Given request = Without the pictures, copy the entries below word for word.

Records for the exercise =
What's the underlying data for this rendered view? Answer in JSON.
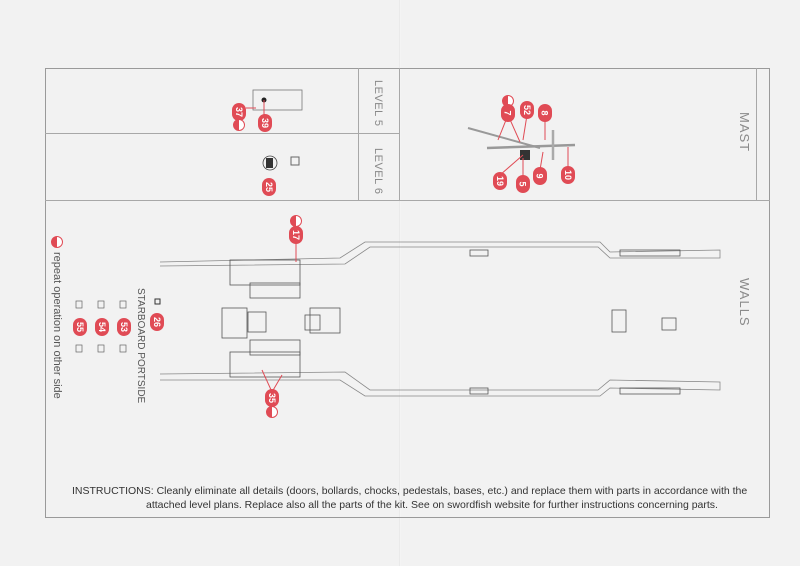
{
  "sections": {
    "level5": "LEVEL 5",
    "level6": "LEVEL 6",
    "mast": "MAST",
    "walls": "WALLS"
  },
  "callouts": {
    "level5": [
      "37",
      "39"
    ],
    "level6": [
      "25"
    ],
    "mast": [
      "7",
      "52",
      "8",
      "19",
      "5",
      "9",
      "10"
    ],
    "walls": [
      "17",
      "35",
      "26",
      "53",
      "54",
      "55"
    ]
  },
  "legend": {
    "columns": "STARBOARD   PORTSIDE",
    "repeat_note": "repeat operation on other side"
  },
  "instructions": {
    "line1": "INSTRUCTIONS: Cleanly eliminate all details (doors, bollards, chocks, pedestals, bases, etc.) and replace them with parts in accordance with the",
    "line2": "attached level plans. Replace also all the parts of the kit. See on swordfish website for further instructions concerning parts."
  },
  "colors": {
    "callout": "#e04b55",
    "paper": "#f2f2f2",
    "lines": "#9a9a9a"
  }
}
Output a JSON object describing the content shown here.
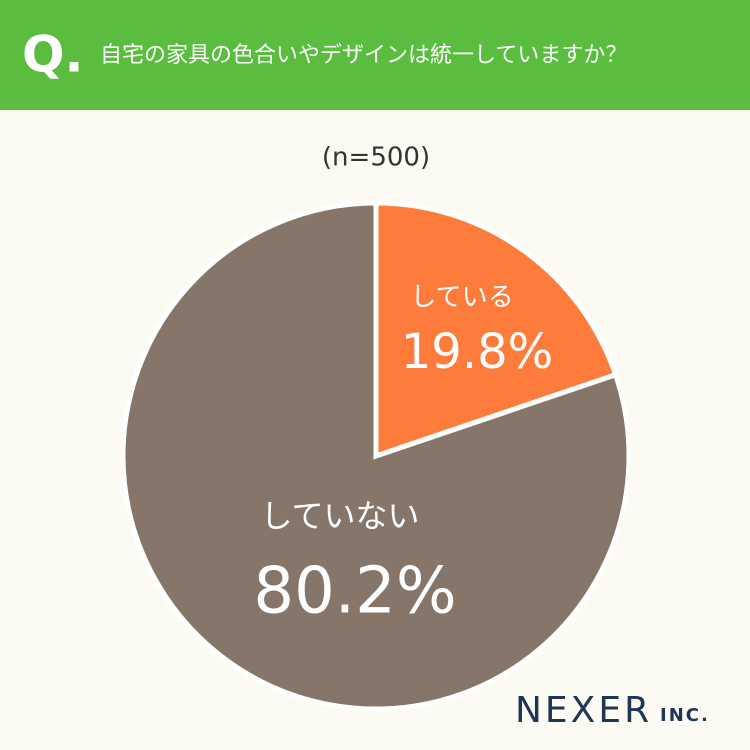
{
  "chart_data": {
    "type": "pie",
    "badge": "Q.",
    "title": "自宅の家具の色合いやデザインは統一していますか？",
    "subtitle": "(n=500)",
    "categories": [
      "している",
      "していない"
    ],
    "values": [
      19.8,
      80.2
    ],
    "value_labels": [
      "19.8%",
      "80.2%"
    ],
    "colors": [
      "#fd7b3b",
      "#86766a"
    ],
    "logo": "NEXER",
    "logo_suffix": "INC."
  }
}
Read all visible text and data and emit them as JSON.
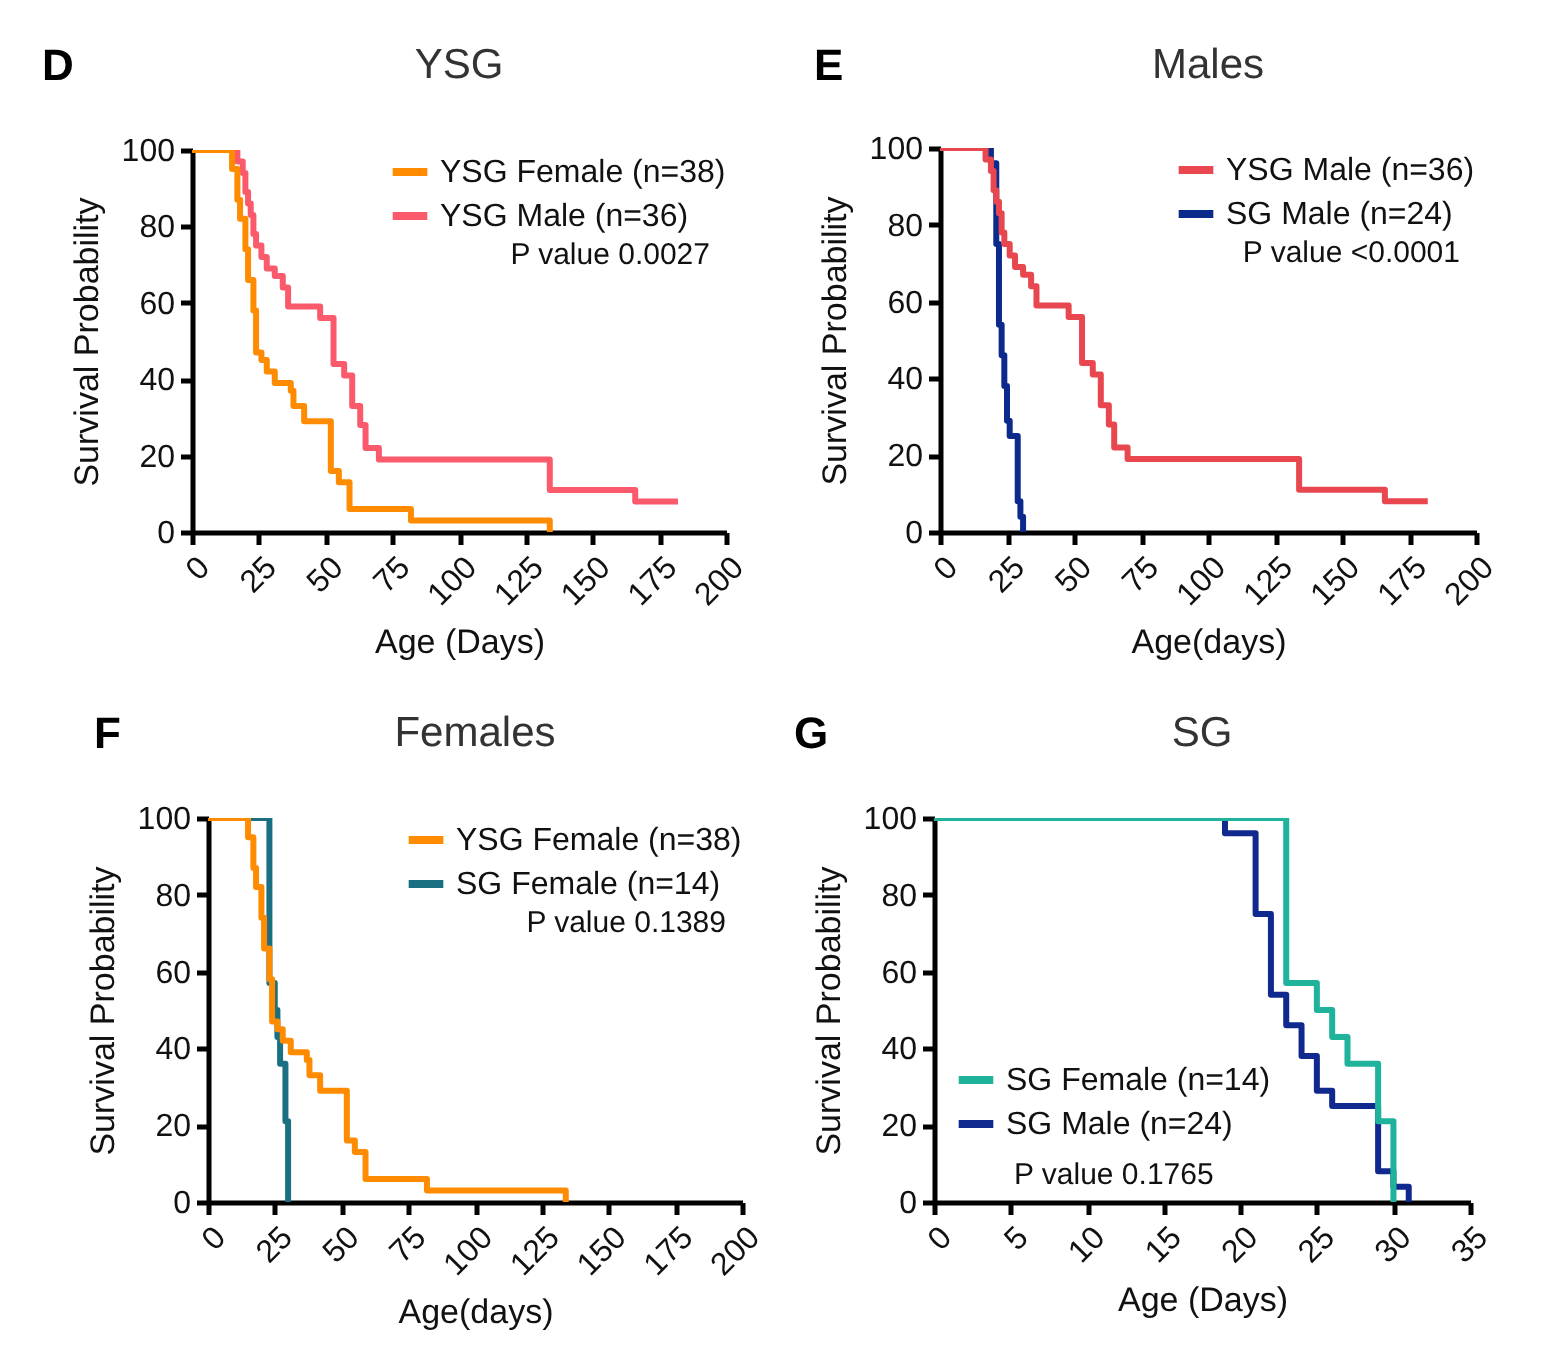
{
  "chart_data": [
    {
      "type": "step",
      "title": "YSG",
      "xlabel": "Age (Days)",
      "ylabel": "Survival Probability",
      "annotations": [
        "D",
        "P value 0.0027"
      ],
      "series": [
        {
          "name": "YSG Female (n=38)",
          "color": "#ff8c00",
          "x": [
            0,
            15,
            17,
            18,
            20,
            21,
            23,
            24,
            26,
            28,
            31,
            37,
            38,
            42,
            52,
            55,
            59,
            82,
            134
          ],
          "values": [
            100,
            95,
            87,
            82,
            74,
            66,
            58,
            47,
            45,
            42,
            39,
            37,
            33,
            29,
            16,
            13,
            6,
            3,
            0
          ]
        },
        {
          "name": "YSG Male (n=36)",
          "color": "#fa5a6b",
          "x": [
            0,
            17,
            19,
            20,
            21,
            22,
            23,
            24,
            26,
            28,
            31,
            34,
            36,
            48,
            53,
            57,
            60,
            63,
            65,
            70,
            134,
            166,
            182
          ],
          "values": [
            100,
            97,
            94,
            89,
            86,
            83,
            78,
            75,
            72,
            69,
            67,
            64,
            59,
            56,
            44,
            41,
            33,
            28,
            22,
            19,
            11,
            8,
            8
          ]
        }
      ],
      "xlim": [
        0,
        200
      ],
      "xticks": [
        0,
        25,
        50,
        75,
        100,
        125,
        150,
        175,
        200
      ],
      "ylim": [
        0,
        100
      ],
      "yticks": [
        0,
        20,
        40,
        60,
        80,
        100
      ],
      "legend": "top right",
      "line_style": "solid"
    },
    {
      "type": "step",
      "title": "Males",
      "xlabel": "Age(days)",
      "ylabel": "Survival Probability",
      "annotations": [
        "E",
        "P value <0.0001"
      ],
      "series": [
        {
          "name": "YSG Male (n=36)",
          "color": "#e8474f",
          "x": [
            0,
            17,
            19,
            20,
            21,
            22,
            23,
            24,
            26,
            28,
            31,
            34,
            36,
            48,
            53,
            57,
            60,
            63,
            65,
            70,
            134,
            166,
            182
          ],
          "values": [
            100,
            97,
            94,
            89,
            86,
            83,
            78,
            75,
            72,
            69,
            67,
            64,
            59,
            56,
            44,
            41,
            33,
            28,
            22,
            19,
            11,
            8,
            8
          ]
        },
        {
          "name": "SG Male (n=24)",
          "color": "#0b2a8c",
          "x": [
            0,
            19,
            21,
            22,
            23,
            24,
            25,
            26,
            29,
            30,
            31
          ],
          "values": [
            100,
            96,
            75,
            54,
            46,
            38,
            29,
            25,
            8,
            4,
            0
          ]
        }
      ],
      "xlim": [
        0,
        200
      ],
      "xticks": [
        0,
        25,
        50,
        75,
        100,
        125,
        150,
        175,
        200
      ],
      "ylim": [
        0,
        100
      ],
      "yticks": [
        0,
        20,
        40,
        60,
        80,
        100
      ],
      "legend": "top right",
      "line_style": "solid"
    },
    {
      "type": "step",
      "title": "Females",
      "xlabel": "Age(days)",
      "ylabel": "Survival Probability",
      "annotations": [
        "F",
        "P value 0.1389"
      ],
      "series": [
        {
          "name": "YSG Female (n=38)",
          "color": "#ff8c00",
          "x": [
            0,
            15,
            17,
            18,
            20,
            21,
            23,
            24,
            26,
            28,
            31,
            37,
            38,
            42,
            52,
            55,
            59,
            82,
            134
          ],
          "values": [
            100,
            95,
            87,
            82,
            74,
            66,
            58,
            47,
            45,
            42,
            39,
            37,
            33,
            29,
            16,
            13,
            6,
            3,
            0
          ]
        },
        {
          "name": "SG Female (n=14)",
          "color": "#1a6f83",
          "x": [
            0,
            23,
            25,
            26,
            27,
            29,
            30
          ],
          "values": [
            100,
            57,
            50,
            43,
            36,
            21,
            0
          ]
        }
      ],
      "xlim": [
        0,
        200
      ],
      "xticks": [
        0,
        25,
        50,
        75,
        100,
        125,
        150,
        175,
        200
      ],
      "ylim": [
        0,
        100
      ],
      "yticks": [
        0,
        20,
        40,
        60,
        80,
        100
      ],
      "legend": "top right",
      "line_style": "solid"
    },
    {
      "type": "step",
      "title": "SG",
      "xlabel": "Age (Days)",
      "ylabel": "Survival Probability",
      "annotations": [
        "G",
        "P value 0.1765"
      ],
      "series": [
        {
          "name": "SG Female (n=14)",
          "color": "#1fb39b",
          "x": [
            0,
            23,
            25,
            26,
            27,
            29,
            30
          ],
          "values": [
            100,
            57,
            50,
            43,
            36,
            21,
            0
          ]
        },
        {
          "name": "SG Male (n=24)",
          "color": "#10298f",
          "x": [
            0,
            19,
            21,
            22,
            23,
            24,
            25,
            26,
            29,
            30,
            31
          ],
          "values": [
            100,
            96,
            75,
            54,
            46,
            38,
            29,
            25,
            8,
            4,
            0
          ]
        }
      ],
      "xlim": [
        0,
        35
      ],
      "xticks": [
        0,
        5,
        10,
        15,
        20,
        25,
        30,
        35
      ],
      "ylim": [
        0,
        100
      ],
      "yticks": [
        0,
        20,
        40,
        60,
        80,
        100
      ],
      "legend": "bottom left",
      "line_style": "solid"
    }
  ]
}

The result =
What's the underlying data for this rendered view? Answer in JSON.
{
  "sections": {
    "level5": "LEVEL 5",
    "level6": "LEVEL 6",
    "mast": "MAST",
    "walls": "WALLS"
  },
  "callouts": {
    "level5": [
      "37",
      "39"
    ],
    "level6": [
      "25"
    ],
    "mast": [
      "7",
      "52",
      "8",
      "19",
      "5",
      "9",
      "10"
    ],
    "walls": [
      "17",
      "35",
      "26",
      "53",
      "54",
      "55"
    ]
  },
  "legend": {
    "columns": "STARBOARD   PORTSIDE",
    "repeat_note": "repeat operation on other side"
  },
  "instructions": {
    "line1": "INSTRUCTIONS: Cleanly eliminate all details (doors, bollards, chocks, pedestals, bases, etc.) and replace them with parts in accordance with the",
    "line2": "attached level plans. Replace also all the parts of the kit. See on swordfish website for further instructions concerning parts."
  },
  "colors": {
    "callout": "#e04b55",
    "paper": "#f2f2f2",
    "lines": "#9a9a9a"
  }
}
Output a JSON object describing the content shown here.
{
  "chart_data": {
    "type": "pie",
    "badge": "Q.",
    "title": "自宅の家具の色合いやデザインは統一していますか？",
    "subtitle": "(n=500)",
    "categories": [
      "している",
      "していない"
    ],
    "values": [
      19.8,
      80.2
    ],
    "value_labels": [
      "19.8%",
      "80.2%"
    ],
    "colors": [
      "#fd7b3b",
      "#86766a"
    ],
    "logo": "NEXER",
    "logo_suffix": "INC."
  }
}
Read all visible text and data and emit them as JSON.
{
  "chart_data": [
    {
      "type": "step",
      "title": "YSG",
      "xlabel": "Age (Days)",
      "ylabel": "Survival Probability",
      "annotations": [
        "D",
        "P value 0.0027"
      ],
      "series": [
        {
          "name": "YSG Female (n=38)",
          "color": "#ff8c00",
          "x": [
            0,
            15,
            17,
            18,
            20,
            21,
            23,
            24,
            26,
            28,
            31,
            37,
            38,
            42,
            52,
            55,
            59,
            82,
            134
          ],
          "values": [
            100,
            95,
            87,
            82,
            74,
            66,
            58,
            47,
            45,
            42,
            39,
            37,
            33,
            29,
            16,
            13,
            6,
            3,
            0
          ]
        },
        {
          "name": "YSG Male (n=36)",
          "color": "#fa5a6b",
          "x": [
            0,
            17,
            19,
            20,
            21,
            22,
            23,
            24,
            26,
            28,
            31,
            34,
            36,
            48,
            53,
            57,
            60,
            63,
            65,
            70,
            134,
            166,
            182
          ],
          "values": [
            100,
            97,
            94,
            89,
            86,
            83,
            78,
            75,
            72,
            69,
            67,
            64,
            59,
            56,
            44,
            41,
            33,
            28,
            22,
            19,
            11,
            8,
            8
          ]
        }
      ],
      "xlim": [
        0,
        200
      ],
      "xticks": [
        0,
        25,
        50,
        75,
        100,
        125,
        150,
        175,
        200
      ],
      "ylim": [
        0,
        100
      ],
      "yticks": [
        0,
        20,
        40,
        60,
        80,
        100
      ],
      "legend": "top right",
      "line_style": "solid"
    },
    {
      "type": "step",
      "title": "Males",
      "xlabel": "Age(days)",
      "ylabel": "Survival Probability",
      "annotations": [
        "E",
        "P value <0.0001"
      ],
      "series": [
        {
          "name": "YSG Male (n=36)",
          "color": "#e8474f",
          "x": [
            0,
            17,
            19,
            20,
            21,
            22,
            23,
            24,
            26,
            28,
            31,
            34,
            36,
            48,
            53,
            57,
            60,
            63,
            65,
            70,
            134,
            166,
            182
          ],
          "values": [
            100,
            97,
            94,
            89,
            86,
            83,
            78,
            75,
            72,
            69,
            67,
            64,
            59,
            56,
            44,
            41,
            33,
            28,
            22,
            19,
            11,
            8,
            8
          ]
        },
        {
          "name": "SG Male (n=24)",
          "color": "#0b2a8c",
          "x": [
            0,
            19,
            21,
            22,
            23,
            24,
            25,
            26,
            29,
            30,
            31
          ],
          "values": [
            100,
            96,
            75,
            54,
            46,
            38,
            29,
            25,
            8,
            4,
            0
          ]
        }
      ],
      "xlim": [
        0,
        200
      ],
      "xticks": [
        0,
        25,
        50,
        75,
        100,
        125,
        150,
        175,
        200
      ],
      "ylim": [
        0,
        100
      ],
      "yticks": [
        0,
        20,
        40,
        60,
        80,
        100
      ],
      "legend": "top right",
      "line_style": "solid"
    },
    {
      "type": "step",
      "title": "Females",
      "xlabel": "Age(days)",
      "ylabel": "Survival Probability",
      "annotations": [
        "F",
        "P value 0.1389"
      ],
      "series": [
        {
          "name": "YSG Female (n=38)",
          "color": "#ff8c00",
          "x": [
            0,
            15,
            17,
            18,
            20,
            21,
            23,
            24,
            26,
            28,
            31,
            37,
            38,
            42,
            52,
            55,
            59,
            82,
            134
          ],
          "values": [
            100,
            95,
            87,
            82,
            74,
            66,
            58,
            47,
            45,
            42,
            39,
            37,
            33,
            29,
            16,
            13,
            6,
            3,
            0
          ]
        },
        {
          "name": "SG Female (n=14)",
          "color": "#1a6f83",
          "x": [
            0,
            23,
            25,
            26,
            27,
            29,
            30
          ],
          "values": [
            100,
            57,
            50,
            43,
            36,
            21,
            0
          ]
        }
      ],
      "xlim": [
        0,
        200
      ],
      "xticks": [
        0,
        25,
        50,
        75,
        100,
        125,
        150,
        175,
        200
      ],
      "ylim": [
        0,
        100
      ],
      "yticks": [
        0,
        20,
        40,
        60,
        80,
        100
      ],
      "legend": "top right",
      "line_style": "solid"
    },
    {
      "type": "step",
      "title": "SG",
      "xlabel": "Age (Days)",
      "ylabel": "Survival Probability",
      "annotations": [
        "G",
        "P value 0.1765"
      ],
      "series": [
        {
          "name": "SG Female (n=14)",
          "color": "#1fb39b",
          "x": [
            0,
            23,
            25,
            26,
            27,
            29,
            30
          ],
          "values": [
            100,
            57,
            50,
            43,
            36,
            21,
            0
          ]
        },
        {
          "name": "SG Male (n=24)",
          "color": "#10298f",
          "x": [
            0,
            19,
            21,
            22,
            23,
            24,
            25,
            26,
            29,
            30,
            31
          ],
          "values": [
            100,
            96,
            75,
            54,
            46,
            38,
            29,
            25,
            8,
            4,
            0
          ]
        }
      ],
      "xlim": [
        0,
        35
      ],
      "xticks": [
        0,
        5,
        10,
        15,
        20,
        25,
        30,
        35
      ],
      "ylim": [
        0,
        100
      ],
      "yticks": [
        0,
        20,
        40,
        60,
        80,
        100
      ],
      "legend": "bottom left",
      "line_style": "solid"
    }
  ]
}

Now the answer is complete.